- **YOUR ASSIGNMENT**: Search the entries for the word "minutes". Copy each line in which it is found.

..............................

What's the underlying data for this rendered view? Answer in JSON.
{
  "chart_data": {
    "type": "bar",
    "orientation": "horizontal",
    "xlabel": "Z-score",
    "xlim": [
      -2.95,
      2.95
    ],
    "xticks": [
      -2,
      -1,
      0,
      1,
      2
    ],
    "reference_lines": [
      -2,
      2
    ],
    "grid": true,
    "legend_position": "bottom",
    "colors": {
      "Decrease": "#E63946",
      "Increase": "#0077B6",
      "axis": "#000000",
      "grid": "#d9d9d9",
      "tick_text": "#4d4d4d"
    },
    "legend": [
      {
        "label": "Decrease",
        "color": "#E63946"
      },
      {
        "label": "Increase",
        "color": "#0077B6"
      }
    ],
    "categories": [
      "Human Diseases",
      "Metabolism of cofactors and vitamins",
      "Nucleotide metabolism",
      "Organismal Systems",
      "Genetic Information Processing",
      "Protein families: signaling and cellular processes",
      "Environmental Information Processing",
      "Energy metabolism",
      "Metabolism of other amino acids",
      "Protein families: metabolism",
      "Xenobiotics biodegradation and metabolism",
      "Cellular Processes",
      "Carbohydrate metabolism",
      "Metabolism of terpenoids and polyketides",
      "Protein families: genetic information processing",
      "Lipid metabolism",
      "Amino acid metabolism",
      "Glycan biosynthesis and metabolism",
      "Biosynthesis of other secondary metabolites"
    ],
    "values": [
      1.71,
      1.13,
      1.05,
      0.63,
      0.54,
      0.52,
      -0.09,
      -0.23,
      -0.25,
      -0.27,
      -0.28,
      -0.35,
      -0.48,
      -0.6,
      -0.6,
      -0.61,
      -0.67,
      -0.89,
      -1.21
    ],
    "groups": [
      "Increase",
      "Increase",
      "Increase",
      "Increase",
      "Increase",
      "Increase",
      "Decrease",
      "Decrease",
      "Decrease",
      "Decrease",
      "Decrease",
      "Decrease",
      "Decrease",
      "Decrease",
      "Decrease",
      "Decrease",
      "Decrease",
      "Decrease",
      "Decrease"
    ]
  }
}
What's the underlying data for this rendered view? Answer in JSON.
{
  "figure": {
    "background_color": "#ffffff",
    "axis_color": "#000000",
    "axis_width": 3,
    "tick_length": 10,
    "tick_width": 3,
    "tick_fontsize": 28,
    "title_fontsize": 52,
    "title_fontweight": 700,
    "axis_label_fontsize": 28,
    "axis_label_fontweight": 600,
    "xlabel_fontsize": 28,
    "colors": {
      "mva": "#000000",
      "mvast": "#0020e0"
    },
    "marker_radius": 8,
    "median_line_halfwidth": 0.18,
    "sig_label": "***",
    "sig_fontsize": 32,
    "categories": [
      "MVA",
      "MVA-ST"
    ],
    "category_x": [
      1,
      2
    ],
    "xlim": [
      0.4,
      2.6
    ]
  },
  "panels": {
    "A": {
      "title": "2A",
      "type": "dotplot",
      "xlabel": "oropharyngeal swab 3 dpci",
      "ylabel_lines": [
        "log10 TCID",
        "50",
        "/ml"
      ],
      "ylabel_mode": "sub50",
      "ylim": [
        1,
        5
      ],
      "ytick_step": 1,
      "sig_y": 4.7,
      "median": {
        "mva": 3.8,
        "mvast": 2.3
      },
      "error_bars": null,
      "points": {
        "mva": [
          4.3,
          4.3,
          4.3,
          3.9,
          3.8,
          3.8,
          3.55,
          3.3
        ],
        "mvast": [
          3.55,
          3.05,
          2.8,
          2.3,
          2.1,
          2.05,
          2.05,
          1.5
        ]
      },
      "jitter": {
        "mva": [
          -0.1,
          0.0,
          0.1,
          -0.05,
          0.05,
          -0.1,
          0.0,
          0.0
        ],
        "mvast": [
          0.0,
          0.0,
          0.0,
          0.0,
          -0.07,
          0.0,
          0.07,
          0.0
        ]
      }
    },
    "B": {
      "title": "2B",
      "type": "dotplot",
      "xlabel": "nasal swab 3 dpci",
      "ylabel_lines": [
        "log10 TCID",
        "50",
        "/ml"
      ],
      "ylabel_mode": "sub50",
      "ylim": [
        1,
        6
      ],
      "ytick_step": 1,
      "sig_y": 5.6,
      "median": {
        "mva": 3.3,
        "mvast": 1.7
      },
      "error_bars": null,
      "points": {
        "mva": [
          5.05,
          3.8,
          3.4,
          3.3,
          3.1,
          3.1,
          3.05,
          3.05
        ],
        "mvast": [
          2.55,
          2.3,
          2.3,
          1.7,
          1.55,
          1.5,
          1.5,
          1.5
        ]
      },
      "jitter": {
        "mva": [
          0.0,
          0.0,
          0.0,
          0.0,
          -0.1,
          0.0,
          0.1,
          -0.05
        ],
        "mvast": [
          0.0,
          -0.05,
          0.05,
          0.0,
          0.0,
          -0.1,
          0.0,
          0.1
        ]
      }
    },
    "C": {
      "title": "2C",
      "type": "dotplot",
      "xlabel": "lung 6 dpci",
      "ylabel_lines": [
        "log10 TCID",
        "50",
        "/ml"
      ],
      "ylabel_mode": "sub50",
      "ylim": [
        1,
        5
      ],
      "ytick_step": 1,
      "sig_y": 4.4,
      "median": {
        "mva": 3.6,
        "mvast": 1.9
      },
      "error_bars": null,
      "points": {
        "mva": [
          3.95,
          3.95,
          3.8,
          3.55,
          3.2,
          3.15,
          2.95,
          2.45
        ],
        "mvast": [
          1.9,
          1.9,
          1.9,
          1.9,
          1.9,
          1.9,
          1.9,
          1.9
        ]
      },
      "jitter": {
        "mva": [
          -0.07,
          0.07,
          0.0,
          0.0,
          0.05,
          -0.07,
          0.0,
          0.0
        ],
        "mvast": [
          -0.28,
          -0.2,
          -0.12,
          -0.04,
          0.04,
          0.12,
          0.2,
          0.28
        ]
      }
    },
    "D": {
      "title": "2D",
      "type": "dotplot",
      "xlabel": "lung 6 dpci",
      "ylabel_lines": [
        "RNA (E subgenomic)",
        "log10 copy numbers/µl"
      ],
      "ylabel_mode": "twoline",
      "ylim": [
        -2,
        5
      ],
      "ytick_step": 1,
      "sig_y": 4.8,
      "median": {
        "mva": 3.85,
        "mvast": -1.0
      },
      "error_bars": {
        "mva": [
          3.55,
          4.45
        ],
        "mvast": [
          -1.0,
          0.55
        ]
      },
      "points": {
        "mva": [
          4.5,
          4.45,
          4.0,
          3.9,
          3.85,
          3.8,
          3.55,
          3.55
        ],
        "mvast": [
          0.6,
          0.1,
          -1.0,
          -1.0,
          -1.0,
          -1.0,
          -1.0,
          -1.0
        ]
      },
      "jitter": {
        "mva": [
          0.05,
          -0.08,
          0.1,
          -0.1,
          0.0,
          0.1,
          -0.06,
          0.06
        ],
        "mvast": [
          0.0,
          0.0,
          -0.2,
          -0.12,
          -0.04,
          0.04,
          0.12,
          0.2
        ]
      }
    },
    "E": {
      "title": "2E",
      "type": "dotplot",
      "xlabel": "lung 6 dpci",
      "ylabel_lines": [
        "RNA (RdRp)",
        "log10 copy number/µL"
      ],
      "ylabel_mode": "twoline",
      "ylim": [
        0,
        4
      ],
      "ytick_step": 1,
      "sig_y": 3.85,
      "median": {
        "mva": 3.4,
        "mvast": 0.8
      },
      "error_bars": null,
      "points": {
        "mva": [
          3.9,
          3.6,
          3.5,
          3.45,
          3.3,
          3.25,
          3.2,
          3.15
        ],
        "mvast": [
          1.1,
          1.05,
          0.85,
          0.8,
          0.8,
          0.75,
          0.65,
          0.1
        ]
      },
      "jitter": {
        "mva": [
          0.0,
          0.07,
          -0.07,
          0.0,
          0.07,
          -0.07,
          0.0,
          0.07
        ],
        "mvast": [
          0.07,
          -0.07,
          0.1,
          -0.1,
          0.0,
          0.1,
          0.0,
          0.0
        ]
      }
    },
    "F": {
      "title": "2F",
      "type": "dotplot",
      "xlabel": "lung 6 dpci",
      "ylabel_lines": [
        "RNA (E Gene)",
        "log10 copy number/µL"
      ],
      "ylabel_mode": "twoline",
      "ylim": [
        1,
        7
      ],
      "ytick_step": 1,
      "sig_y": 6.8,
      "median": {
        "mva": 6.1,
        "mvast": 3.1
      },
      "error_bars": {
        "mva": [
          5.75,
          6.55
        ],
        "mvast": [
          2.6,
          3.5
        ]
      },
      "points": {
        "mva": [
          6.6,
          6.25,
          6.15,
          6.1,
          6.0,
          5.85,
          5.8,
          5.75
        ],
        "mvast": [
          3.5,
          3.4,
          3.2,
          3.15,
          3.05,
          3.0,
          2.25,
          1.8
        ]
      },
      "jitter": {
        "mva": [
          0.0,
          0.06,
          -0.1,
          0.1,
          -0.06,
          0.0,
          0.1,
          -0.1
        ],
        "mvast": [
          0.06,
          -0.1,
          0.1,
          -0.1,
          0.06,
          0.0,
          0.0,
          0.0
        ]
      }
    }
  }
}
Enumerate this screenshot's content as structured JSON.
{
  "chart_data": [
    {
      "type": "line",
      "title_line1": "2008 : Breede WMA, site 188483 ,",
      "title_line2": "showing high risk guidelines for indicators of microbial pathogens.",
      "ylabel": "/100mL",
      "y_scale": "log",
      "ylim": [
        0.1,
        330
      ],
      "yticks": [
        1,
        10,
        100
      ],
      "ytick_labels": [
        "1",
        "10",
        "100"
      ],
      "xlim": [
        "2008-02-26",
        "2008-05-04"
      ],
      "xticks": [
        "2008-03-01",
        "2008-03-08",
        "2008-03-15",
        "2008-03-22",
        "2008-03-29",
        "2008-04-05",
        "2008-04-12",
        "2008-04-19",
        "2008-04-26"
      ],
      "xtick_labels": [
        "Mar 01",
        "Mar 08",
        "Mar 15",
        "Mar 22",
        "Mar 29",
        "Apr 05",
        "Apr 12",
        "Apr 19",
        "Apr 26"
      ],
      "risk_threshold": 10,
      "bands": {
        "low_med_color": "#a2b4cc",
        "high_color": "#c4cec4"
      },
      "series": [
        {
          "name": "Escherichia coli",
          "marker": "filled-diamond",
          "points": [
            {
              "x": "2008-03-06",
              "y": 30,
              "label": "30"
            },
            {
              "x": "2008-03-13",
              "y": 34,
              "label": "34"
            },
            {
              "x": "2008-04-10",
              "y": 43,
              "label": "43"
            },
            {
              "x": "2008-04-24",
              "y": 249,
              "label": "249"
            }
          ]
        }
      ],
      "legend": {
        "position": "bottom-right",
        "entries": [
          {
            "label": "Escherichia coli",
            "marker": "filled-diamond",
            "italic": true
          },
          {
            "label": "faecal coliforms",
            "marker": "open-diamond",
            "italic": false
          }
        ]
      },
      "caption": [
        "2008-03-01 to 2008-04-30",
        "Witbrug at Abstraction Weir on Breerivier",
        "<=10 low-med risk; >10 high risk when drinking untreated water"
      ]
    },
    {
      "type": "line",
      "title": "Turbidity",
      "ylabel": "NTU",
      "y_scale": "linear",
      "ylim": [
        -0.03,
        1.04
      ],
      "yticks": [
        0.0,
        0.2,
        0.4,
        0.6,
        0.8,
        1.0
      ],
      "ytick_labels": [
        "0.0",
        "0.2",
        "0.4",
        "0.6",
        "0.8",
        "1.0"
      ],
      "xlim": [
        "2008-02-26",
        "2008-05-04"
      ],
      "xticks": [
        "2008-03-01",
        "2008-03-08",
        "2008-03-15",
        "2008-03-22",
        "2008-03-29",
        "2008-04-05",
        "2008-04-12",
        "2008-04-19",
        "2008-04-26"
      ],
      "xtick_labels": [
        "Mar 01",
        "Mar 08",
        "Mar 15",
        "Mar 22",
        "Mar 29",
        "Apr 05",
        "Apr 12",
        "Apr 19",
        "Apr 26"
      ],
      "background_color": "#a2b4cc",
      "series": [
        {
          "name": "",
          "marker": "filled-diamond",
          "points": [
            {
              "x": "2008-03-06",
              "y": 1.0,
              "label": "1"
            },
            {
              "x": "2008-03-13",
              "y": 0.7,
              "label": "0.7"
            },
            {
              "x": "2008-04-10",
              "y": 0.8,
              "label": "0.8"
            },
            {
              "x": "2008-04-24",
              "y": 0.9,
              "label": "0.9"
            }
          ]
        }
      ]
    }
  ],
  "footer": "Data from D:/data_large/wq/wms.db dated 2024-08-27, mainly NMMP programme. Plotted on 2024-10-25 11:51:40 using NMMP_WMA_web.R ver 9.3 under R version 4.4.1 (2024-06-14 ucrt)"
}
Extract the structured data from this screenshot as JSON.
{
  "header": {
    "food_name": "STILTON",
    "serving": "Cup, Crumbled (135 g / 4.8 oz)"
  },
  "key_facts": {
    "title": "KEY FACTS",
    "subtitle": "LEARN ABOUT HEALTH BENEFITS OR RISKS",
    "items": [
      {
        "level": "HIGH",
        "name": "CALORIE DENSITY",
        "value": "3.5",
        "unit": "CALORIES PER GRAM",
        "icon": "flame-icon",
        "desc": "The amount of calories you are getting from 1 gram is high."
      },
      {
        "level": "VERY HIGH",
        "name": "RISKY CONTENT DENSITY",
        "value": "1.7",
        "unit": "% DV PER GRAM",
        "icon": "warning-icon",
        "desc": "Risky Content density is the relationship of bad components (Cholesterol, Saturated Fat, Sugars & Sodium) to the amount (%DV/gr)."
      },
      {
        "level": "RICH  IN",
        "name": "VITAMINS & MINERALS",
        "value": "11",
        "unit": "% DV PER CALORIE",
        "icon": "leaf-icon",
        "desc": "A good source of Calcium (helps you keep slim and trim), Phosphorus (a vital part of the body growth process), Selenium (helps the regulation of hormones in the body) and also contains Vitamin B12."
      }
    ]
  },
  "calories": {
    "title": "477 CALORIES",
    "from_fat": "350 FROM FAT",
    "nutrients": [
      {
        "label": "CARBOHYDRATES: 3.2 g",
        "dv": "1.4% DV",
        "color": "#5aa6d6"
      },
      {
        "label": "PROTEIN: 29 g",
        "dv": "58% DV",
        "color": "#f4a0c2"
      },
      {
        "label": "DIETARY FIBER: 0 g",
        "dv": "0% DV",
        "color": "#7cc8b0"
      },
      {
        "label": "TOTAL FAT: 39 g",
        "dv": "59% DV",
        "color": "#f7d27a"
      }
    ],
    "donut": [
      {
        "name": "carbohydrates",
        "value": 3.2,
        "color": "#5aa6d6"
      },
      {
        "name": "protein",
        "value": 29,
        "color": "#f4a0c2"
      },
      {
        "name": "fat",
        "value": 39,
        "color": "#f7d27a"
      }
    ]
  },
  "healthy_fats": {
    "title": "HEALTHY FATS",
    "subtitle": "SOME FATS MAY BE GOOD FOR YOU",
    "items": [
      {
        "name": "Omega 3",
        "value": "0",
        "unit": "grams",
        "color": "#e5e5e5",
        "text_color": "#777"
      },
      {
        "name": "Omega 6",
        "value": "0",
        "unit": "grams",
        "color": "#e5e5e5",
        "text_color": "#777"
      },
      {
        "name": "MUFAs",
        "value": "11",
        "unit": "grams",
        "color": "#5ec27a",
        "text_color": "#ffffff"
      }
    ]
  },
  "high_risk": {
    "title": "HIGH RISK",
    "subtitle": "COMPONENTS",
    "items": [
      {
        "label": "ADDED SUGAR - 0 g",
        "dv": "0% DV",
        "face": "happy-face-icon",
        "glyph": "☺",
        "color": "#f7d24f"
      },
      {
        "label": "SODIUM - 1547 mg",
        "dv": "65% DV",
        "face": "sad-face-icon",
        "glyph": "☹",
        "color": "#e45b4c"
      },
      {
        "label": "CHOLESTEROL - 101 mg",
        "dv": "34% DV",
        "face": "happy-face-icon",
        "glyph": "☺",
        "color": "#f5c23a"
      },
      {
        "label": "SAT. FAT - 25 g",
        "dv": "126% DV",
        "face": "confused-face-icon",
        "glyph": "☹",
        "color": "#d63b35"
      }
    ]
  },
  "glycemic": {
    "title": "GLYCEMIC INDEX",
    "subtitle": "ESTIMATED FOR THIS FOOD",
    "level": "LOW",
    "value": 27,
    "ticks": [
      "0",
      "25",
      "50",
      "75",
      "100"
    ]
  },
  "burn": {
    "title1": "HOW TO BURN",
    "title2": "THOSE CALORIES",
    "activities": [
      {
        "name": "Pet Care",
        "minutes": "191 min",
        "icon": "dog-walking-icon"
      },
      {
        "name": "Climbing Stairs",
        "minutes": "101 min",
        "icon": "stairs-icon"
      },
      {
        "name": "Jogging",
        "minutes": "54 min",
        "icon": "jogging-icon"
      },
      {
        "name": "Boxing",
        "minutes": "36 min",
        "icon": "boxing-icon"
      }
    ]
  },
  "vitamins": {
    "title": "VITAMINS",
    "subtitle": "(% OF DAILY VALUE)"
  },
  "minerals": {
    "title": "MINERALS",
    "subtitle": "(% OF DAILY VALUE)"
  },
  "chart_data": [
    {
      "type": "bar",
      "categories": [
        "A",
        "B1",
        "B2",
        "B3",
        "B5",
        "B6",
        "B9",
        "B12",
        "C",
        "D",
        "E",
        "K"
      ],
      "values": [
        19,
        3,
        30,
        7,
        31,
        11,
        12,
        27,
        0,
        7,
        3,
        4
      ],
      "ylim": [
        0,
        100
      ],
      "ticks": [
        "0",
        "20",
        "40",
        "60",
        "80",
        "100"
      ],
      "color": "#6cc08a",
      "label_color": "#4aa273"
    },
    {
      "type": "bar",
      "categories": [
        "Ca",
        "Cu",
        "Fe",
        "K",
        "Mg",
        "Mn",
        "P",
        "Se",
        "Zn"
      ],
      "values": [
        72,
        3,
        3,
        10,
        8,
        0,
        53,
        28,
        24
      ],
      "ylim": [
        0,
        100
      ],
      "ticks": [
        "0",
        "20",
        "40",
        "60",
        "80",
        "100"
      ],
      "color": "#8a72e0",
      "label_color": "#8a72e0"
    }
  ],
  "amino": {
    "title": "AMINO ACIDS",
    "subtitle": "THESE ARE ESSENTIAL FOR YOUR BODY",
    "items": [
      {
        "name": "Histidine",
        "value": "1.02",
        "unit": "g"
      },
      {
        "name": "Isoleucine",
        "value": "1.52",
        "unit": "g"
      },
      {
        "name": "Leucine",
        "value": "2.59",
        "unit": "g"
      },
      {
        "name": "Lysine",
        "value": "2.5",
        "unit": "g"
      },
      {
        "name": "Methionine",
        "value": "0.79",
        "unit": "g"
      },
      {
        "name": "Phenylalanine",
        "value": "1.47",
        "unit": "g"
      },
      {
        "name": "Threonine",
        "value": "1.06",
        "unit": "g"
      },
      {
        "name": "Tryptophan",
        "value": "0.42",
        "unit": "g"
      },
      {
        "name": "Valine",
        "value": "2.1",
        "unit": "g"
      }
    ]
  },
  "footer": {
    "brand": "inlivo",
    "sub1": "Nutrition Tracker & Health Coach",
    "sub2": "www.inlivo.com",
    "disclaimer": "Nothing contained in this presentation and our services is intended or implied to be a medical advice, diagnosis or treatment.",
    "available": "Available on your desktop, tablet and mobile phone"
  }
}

..............................

- **FINISHED TASK**:
        "minutes": "191 min",
        "minutes": "101 min",
        "minutes": "54 min",
        "minutes": "36 min",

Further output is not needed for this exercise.